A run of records
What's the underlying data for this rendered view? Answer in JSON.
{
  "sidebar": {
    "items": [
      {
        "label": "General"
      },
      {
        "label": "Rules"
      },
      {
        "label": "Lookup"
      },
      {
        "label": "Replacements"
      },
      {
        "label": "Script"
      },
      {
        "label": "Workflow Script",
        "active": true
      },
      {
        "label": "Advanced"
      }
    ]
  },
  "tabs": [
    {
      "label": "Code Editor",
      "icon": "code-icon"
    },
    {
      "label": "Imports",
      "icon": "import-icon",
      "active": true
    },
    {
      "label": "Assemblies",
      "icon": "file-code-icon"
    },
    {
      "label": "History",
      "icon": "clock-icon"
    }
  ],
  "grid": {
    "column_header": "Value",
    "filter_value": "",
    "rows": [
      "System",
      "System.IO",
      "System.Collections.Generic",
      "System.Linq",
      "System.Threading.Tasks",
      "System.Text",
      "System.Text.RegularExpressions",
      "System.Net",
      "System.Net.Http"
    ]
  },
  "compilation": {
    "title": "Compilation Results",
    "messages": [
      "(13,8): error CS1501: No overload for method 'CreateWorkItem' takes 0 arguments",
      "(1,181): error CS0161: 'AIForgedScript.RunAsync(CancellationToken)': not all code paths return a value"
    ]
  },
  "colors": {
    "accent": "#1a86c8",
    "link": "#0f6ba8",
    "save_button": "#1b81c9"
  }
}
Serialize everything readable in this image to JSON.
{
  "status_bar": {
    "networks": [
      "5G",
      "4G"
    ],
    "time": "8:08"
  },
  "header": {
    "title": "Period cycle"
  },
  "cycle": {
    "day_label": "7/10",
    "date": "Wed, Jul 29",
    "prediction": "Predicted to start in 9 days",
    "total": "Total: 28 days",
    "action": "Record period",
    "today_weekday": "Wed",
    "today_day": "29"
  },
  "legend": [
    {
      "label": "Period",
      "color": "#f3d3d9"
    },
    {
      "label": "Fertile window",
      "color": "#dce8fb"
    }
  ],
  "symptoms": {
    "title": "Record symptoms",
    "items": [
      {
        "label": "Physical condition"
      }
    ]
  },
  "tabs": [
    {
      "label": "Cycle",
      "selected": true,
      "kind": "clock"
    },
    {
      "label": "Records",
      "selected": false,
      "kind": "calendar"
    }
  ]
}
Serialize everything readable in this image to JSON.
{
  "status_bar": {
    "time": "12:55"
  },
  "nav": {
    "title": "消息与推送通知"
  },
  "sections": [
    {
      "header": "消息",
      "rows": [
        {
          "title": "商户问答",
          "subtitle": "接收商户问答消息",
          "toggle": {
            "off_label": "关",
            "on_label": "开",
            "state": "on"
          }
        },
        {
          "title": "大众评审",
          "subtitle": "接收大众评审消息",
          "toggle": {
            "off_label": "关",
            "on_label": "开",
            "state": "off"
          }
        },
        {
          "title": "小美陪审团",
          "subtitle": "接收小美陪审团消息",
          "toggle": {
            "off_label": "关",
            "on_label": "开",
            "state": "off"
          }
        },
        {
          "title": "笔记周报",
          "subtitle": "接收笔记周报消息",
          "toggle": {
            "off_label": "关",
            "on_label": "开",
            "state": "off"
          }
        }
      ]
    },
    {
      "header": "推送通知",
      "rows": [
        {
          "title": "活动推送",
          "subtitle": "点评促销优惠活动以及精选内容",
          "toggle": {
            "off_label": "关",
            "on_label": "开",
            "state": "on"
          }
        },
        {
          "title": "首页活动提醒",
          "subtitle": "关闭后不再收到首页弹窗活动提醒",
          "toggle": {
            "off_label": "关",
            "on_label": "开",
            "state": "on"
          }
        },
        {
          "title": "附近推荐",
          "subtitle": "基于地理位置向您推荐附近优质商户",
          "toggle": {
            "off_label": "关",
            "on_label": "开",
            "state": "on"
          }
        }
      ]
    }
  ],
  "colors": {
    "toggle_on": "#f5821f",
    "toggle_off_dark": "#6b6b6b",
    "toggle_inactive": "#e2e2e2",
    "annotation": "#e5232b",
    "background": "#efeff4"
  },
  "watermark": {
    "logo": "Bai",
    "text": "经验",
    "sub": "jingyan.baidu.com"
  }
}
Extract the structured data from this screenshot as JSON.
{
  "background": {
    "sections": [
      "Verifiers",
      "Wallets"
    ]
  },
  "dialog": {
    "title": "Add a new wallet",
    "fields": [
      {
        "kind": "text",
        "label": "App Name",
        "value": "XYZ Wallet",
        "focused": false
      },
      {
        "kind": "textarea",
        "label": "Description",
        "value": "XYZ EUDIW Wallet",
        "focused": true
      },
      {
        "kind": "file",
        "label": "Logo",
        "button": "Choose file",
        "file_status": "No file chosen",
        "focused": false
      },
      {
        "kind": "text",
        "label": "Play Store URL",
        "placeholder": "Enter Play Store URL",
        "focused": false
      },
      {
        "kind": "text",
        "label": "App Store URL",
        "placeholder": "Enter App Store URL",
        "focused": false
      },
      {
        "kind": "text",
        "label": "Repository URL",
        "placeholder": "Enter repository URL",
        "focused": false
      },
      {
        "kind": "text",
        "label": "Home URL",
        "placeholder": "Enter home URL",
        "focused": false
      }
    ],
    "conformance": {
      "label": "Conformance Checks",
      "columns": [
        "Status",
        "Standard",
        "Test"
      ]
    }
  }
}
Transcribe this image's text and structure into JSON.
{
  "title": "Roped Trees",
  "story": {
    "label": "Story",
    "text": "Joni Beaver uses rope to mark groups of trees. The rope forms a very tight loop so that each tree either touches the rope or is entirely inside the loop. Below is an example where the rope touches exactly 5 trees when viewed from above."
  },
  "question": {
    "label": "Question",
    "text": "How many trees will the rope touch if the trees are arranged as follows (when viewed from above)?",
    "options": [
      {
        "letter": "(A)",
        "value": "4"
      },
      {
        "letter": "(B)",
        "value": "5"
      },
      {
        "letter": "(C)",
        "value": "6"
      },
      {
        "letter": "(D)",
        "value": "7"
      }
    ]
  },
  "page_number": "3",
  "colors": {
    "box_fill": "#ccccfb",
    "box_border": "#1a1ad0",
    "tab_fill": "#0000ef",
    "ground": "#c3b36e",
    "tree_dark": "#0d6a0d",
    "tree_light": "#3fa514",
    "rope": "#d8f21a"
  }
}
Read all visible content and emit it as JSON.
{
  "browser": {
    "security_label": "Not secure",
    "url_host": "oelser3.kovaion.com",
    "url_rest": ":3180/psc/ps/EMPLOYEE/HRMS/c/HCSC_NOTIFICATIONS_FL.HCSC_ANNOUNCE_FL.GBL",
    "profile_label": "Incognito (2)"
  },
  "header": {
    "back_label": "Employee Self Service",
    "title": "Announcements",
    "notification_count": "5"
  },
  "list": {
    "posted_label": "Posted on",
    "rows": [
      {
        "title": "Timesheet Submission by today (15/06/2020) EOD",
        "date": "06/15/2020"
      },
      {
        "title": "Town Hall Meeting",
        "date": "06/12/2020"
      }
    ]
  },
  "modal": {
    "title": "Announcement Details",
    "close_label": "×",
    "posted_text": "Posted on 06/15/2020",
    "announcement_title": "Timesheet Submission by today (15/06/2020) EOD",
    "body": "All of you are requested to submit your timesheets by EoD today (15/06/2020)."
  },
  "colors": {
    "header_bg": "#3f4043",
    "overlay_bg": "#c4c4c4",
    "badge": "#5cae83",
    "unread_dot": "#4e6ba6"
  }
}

BRIEF
What is the number of lines in the data that hold the string "JSON"? Answer with the number only.

SOLUTION FOR THIS TASK
6